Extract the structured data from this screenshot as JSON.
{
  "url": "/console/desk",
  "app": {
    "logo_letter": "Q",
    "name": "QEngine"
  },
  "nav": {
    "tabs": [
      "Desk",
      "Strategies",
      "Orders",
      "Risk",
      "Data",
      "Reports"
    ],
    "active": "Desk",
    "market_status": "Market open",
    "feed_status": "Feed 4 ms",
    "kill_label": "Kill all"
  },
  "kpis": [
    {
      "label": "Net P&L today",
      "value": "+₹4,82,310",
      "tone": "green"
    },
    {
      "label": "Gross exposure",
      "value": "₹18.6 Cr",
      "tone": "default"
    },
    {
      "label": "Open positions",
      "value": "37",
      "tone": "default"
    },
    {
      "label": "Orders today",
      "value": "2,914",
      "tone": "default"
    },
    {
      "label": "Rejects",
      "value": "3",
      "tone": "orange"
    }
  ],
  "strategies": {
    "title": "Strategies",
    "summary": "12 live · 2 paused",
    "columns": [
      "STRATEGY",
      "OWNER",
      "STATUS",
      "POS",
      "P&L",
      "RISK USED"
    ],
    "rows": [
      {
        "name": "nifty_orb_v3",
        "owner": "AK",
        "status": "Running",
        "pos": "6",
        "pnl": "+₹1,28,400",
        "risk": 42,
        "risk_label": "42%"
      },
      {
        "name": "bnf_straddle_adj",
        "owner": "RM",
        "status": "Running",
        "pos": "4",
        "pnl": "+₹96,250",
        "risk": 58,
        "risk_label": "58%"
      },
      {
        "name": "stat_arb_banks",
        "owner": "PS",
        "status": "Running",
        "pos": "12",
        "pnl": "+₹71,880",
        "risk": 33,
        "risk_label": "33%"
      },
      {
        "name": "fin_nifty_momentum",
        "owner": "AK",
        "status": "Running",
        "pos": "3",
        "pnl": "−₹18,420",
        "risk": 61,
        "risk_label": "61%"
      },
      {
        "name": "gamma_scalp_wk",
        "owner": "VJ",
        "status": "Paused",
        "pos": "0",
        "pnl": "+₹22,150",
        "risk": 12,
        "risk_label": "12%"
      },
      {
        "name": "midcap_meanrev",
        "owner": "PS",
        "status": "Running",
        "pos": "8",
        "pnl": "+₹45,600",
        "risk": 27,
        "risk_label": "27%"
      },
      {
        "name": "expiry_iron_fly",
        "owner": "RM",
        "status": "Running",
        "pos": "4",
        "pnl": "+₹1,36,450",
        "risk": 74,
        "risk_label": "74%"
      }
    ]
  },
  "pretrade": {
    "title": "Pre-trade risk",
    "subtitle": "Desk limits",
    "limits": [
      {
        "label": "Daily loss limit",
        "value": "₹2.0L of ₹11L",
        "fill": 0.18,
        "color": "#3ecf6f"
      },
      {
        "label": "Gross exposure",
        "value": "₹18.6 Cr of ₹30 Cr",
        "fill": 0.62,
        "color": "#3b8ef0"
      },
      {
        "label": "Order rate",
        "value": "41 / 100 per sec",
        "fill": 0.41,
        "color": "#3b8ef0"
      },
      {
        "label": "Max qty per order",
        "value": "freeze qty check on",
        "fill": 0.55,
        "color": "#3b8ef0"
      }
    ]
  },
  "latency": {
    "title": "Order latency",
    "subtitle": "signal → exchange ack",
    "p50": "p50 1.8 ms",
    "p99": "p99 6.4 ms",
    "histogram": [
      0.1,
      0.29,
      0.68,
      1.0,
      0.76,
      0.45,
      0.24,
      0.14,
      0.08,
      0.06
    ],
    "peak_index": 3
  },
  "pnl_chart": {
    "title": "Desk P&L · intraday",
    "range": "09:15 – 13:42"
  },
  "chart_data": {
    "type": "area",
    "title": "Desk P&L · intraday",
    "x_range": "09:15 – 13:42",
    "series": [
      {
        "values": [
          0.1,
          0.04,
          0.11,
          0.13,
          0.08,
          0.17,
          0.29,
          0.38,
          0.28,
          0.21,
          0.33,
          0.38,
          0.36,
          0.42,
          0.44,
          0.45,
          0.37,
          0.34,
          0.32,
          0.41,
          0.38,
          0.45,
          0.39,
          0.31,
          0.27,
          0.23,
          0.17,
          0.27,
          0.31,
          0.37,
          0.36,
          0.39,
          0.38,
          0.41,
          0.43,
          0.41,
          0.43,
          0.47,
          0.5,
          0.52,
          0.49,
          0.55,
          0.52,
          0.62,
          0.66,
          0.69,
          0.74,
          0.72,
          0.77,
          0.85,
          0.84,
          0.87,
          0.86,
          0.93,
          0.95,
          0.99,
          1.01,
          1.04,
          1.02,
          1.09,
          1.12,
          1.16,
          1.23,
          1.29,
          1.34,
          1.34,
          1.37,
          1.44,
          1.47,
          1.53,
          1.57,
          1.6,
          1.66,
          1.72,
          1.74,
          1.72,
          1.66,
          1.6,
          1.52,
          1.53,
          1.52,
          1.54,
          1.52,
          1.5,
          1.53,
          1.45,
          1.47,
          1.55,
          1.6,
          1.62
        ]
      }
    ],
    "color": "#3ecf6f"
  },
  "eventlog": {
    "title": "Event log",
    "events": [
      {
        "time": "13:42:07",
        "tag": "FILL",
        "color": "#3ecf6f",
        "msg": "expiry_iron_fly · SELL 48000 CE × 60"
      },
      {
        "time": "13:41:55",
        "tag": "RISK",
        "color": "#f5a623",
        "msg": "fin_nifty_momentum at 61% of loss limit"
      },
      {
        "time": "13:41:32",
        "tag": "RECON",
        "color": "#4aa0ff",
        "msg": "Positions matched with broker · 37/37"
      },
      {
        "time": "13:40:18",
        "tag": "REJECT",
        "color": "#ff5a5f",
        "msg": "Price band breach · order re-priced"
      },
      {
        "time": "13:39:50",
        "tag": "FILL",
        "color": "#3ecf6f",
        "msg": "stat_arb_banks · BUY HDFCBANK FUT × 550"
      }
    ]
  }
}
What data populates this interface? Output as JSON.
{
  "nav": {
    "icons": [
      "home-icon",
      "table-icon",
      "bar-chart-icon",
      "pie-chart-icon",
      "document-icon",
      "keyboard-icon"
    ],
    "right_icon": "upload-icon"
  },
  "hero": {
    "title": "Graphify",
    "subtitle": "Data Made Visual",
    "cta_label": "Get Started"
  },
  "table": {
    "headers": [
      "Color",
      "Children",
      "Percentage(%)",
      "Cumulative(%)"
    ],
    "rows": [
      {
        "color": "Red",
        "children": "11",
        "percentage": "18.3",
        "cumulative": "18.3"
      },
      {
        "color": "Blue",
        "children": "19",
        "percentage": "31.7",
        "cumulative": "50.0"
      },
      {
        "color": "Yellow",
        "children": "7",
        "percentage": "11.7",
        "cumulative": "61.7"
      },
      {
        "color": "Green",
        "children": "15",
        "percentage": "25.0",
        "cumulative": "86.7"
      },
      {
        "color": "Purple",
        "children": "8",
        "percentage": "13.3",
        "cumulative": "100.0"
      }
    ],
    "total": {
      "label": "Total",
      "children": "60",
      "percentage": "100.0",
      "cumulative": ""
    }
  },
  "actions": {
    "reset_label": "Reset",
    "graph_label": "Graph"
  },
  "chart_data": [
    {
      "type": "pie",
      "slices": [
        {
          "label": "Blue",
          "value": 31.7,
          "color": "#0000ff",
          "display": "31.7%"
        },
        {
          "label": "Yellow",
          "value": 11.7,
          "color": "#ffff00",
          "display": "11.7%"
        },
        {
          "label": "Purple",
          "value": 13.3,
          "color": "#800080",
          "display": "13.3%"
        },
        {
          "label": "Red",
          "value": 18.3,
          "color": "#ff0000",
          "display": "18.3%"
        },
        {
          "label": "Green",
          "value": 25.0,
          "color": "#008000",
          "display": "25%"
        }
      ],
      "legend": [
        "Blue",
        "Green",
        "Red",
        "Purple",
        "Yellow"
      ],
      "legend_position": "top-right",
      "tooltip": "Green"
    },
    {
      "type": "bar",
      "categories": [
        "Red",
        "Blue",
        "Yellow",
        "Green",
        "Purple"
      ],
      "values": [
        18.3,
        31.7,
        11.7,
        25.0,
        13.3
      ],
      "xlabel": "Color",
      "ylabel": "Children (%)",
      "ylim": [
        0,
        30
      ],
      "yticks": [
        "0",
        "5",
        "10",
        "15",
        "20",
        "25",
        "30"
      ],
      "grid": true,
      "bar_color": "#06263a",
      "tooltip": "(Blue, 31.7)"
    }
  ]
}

--------

The problem: Every line in the data above that contains "name" needs to be copied.

Full solution:
    "name": "QEngine"
        "name": "nifty_orb_v3",
        "name": "bnf_straddle_adj",
        "name": "stat_arb_banks",
        "name": "fin_nifty_momentum",
        "name": "gamma_scalp_wk",
        "name": "midcap_meanrev",
        "name": "expiry_iron_fly",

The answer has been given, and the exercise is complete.